**Entries provided**

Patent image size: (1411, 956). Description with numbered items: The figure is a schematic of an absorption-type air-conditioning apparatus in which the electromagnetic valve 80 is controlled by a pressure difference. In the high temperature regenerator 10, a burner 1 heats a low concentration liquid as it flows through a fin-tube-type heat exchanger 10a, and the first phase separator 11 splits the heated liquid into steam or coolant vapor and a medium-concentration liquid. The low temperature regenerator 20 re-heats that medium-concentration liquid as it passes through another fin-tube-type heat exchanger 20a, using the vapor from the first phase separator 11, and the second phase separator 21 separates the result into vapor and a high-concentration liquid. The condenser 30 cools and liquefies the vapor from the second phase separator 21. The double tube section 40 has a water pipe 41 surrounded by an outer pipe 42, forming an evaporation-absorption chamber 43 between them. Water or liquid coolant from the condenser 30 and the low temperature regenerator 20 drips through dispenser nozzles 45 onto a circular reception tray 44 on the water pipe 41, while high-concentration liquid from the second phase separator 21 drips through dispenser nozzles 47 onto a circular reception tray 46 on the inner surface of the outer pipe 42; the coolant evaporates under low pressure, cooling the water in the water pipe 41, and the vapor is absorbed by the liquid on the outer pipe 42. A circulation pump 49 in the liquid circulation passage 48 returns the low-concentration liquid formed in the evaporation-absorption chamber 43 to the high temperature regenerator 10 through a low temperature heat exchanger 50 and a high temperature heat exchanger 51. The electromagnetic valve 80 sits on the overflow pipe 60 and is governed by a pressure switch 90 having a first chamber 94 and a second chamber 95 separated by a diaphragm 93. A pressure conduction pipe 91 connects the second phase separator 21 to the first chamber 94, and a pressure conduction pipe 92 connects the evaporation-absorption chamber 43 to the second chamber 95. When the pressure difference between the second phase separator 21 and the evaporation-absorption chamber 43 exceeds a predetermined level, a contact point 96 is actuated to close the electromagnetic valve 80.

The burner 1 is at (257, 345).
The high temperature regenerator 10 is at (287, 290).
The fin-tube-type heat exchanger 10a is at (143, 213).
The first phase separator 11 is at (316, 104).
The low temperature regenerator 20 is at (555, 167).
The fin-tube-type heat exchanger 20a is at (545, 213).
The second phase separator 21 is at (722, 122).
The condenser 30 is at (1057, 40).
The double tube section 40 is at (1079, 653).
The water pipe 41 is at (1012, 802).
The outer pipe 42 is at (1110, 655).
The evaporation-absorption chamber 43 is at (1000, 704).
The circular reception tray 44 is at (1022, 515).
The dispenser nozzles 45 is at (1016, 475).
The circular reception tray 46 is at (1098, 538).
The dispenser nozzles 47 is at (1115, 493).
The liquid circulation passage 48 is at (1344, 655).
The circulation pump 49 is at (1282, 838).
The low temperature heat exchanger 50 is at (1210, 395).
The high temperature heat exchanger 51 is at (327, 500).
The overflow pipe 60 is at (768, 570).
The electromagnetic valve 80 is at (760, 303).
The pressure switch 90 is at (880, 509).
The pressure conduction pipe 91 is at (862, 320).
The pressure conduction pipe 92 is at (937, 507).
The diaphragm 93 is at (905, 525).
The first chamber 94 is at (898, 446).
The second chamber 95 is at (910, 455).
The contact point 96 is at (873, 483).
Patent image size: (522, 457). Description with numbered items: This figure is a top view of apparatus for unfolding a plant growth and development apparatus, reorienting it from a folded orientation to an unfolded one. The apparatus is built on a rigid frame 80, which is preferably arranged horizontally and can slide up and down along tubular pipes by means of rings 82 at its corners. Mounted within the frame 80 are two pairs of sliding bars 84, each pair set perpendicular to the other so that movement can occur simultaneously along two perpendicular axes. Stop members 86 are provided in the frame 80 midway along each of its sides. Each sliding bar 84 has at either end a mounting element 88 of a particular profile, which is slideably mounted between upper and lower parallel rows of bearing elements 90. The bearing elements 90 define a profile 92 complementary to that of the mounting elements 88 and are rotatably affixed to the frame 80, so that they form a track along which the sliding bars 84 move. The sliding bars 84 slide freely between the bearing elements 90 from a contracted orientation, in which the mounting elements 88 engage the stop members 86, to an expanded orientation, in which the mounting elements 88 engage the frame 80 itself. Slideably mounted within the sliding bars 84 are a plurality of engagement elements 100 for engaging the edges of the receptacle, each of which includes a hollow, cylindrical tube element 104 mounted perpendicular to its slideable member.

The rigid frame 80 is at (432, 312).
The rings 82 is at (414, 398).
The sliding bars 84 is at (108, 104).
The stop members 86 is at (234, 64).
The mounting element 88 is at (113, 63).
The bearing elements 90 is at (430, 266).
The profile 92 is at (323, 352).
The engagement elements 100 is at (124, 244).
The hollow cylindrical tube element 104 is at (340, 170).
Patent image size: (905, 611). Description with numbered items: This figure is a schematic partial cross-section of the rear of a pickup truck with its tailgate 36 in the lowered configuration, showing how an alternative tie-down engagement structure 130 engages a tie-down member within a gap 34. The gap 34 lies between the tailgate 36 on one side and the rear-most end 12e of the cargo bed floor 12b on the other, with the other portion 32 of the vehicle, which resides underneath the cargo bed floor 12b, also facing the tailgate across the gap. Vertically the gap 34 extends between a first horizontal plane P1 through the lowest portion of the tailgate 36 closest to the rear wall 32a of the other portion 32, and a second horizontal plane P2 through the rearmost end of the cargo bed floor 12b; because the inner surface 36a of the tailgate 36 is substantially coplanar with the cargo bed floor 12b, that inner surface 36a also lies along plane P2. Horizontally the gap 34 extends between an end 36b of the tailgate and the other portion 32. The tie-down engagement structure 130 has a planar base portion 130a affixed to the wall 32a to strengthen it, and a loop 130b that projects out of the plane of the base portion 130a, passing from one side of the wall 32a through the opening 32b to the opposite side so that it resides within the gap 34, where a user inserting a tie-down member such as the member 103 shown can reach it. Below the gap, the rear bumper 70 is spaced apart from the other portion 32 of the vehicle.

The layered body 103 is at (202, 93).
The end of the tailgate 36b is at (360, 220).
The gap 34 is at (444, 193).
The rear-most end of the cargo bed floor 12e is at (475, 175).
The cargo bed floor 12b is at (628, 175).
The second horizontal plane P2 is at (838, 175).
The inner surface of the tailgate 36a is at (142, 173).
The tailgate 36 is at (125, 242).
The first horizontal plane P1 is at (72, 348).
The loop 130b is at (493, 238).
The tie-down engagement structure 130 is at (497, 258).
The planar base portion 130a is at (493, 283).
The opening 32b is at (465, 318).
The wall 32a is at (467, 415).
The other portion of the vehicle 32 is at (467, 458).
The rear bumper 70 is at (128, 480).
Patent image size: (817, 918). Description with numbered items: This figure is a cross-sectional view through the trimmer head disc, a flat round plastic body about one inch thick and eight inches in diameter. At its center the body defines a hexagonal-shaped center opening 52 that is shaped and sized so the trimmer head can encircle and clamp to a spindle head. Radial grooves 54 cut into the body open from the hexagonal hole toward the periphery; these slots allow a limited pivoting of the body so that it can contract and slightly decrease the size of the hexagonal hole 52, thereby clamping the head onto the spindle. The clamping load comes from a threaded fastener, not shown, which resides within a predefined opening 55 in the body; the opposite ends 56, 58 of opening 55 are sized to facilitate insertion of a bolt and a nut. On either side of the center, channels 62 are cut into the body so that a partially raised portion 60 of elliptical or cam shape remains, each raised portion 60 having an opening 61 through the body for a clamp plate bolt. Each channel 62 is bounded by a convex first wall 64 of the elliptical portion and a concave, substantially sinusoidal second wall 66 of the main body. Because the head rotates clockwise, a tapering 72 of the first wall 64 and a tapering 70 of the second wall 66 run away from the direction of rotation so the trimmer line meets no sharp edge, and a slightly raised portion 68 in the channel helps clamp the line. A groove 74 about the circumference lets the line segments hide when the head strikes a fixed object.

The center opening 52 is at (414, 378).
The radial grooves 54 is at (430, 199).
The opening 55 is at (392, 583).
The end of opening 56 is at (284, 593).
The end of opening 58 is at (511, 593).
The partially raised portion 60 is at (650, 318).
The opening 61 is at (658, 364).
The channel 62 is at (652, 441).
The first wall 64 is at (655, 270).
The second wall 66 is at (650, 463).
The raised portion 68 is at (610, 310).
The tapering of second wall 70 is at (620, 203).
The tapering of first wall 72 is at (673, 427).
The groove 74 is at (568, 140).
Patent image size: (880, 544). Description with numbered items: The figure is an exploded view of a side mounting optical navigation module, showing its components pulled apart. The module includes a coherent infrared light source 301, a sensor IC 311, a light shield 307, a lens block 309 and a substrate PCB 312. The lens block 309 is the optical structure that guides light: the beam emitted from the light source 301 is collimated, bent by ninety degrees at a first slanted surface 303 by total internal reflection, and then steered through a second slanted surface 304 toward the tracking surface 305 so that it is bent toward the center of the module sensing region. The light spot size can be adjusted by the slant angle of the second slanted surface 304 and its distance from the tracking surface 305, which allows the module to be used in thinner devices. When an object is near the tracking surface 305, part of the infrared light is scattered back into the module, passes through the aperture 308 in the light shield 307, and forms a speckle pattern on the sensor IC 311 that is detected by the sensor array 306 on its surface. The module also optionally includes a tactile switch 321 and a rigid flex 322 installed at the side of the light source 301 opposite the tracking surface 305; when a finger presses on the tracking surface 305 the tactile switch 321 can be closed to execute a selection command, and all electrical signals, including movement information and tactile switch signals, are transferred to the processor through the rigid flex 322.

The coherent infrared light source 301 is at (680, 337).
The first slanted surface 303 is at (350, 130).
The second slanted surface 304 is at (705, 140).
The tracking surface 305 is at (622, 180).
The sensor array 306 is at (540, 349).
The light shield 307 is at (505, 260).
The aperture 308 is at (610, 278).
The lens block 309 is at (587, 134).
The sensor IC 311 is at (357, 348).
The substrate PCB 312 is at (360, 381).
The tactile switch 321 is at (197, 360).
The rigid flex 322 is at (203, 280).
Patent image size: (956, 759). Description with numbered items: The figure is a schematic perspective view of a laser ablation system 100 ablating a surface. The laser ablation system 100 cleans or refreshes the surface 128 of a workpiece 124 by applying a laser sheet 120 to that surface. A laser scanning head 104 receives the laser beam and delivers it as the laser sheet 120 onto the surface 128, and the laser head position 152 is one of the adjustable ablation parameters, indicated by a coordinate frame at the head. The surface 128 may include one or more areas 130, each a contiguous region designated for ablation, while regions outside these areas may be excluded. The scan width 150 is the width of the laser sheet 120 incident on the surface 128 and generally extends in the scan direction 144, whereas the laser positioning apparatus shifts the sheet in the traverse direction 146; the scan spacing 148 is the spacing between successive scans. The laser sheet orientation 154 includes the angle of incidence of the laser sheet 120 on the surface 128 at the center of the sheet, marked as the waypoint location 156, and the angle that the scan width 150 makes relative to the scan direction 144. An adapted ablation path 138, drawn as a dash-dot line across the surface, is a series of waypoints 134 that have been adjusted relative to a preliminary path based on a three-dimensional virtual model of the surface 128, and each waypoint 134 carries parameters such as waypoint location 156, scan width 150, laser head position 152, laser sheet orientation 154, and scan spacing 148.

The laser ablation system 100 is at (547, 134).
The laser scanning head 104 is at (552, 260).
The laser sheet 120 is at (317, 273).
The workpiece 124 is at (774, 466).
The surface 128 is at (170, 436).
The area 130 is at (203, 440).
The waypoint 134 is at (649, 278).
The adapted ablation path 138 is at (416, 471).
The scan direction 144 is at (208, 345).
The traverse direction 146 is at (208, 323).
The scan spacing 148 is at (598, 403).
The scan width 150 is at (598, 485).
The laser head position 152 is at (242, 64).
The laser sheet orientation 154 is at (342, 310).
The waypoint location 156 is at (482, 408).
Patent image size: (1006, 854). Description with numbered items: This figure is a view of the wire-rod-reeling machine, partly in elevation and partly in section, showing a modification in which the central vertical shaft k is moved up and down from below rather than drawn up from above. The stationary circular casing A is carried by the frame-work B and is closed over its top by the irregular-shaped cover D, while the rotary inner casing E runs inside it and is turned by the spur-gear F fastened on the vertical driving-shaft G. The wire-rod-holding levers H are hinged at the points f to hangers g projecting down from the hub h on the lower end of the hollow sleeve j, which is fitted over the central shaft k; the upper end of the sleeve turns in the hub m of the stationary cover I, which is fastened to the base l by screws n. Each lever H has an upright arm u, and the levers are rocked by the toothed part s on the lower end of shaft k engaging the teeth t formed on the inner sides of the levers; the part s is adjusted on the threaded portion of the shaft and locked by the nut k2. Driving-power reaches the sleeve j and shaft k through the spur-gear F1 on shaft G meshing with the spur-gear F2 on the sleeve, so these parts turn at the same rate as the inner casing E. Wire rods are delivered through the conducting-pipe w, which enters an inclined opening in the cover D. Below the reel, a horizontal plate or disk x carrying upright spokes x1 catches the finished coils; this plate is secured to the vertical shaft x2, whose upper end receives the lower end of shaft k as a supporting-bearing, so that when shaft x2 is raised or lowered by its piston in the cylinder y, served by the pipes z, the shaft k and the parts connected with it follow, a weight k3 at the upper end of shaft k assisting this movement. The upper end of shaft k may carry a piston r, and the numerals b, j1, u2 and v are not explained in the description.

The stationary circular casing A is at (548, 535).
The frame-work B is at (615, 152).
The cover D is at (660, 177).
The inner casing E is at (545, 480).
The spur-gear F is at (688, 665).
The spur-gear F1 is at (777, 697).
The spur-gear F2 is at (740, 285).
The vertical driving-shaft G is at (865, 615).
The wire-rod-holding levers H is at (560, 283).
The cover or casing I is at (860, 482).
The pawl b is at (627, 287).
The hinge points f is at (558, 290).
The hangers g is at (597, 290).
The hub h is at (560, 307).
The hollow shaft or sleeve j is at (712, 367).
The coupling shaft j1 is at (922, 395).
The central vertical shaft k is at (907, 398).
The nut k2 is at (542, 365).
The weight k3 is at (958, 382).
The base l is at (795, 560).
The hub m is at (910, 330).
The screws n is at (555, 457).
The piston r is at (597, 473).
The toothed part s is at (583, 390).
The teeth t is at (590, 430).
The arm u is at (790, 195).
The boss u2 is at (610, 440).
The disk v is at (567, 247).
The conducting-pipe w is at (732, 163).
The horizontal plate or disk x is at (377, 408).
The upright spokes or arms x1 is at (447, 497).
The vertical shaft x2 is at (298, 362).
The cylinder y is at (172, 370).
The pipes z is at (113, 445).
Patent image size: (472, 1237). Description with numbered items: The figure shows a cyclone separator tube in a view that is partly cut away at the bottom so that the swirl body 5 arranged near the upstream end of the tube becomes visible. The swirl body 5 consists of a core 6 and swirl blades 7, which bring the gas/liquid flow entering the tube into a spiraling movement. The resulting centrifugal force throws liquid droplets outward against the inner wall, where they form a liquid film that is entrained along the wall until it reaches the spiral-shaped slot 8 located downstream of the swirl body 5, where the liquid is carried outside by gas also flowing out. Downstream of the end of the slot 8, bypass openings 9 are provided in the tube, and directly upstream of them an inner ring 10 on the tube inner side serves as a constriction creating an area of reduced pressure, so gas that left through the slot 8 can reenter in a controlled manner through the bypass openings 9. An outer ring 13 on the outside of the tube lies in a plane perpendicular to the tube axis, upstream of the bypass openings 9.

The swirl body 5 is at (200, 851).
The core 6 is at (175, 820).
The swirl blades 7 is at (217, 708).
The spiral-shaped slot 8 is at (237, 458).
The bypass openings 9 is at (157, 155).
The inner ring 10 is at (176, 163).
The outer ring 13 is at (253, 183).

**Exercise instructions**
Reproduce the lines starting at the one containing "Patent image size: (472, 1237)." and ending at the one containing "The spiral-shaped slot 8 is at (237, 458).", with "partly cut away" changed to "partially cut away" and nothing else altered.

**Result of the task**
Patent image size: (472, 1237). Description with numbered items: The figure shows a cyclone separator tube in a view that is partially cut away at the bottom so that the swirl body 5 arranged near the upstream end of the tube becomes visible. The swirl body 5 consists of a core 6 and swirl blades 7, which bring the gas/liquid flow entering the tube into a spiraling movement. The resulting centrifugal force throws liquid droplets outward against the inner wall, where they form a liquid film that is entrained along the wall until it reaches the spiral-shaped slot 8 located downstream of the swirl body 5, where the liquid is carried outside by gas also flowing out. Downstream of the end of the slot 8, bypass openings 9 are provided in the tube, and directly upstream of them an inner ring 10 on the tube inner side serves as a constriction creating an area of reduced pressure, so gas that left through the slot 8 can reenter in a controlled manner through the bypass openings 9. An outer ring 13 on the outside of the tube lies in a plane perpendicular to the tube axis, upstream of the bypass openings 9.

The swirl body 5 is at (200, 851).
The core 6 is at (175, 820).
The swirl blades 7 is at (217, 708).
The spiral-shaped slot 8 is at (237, 458).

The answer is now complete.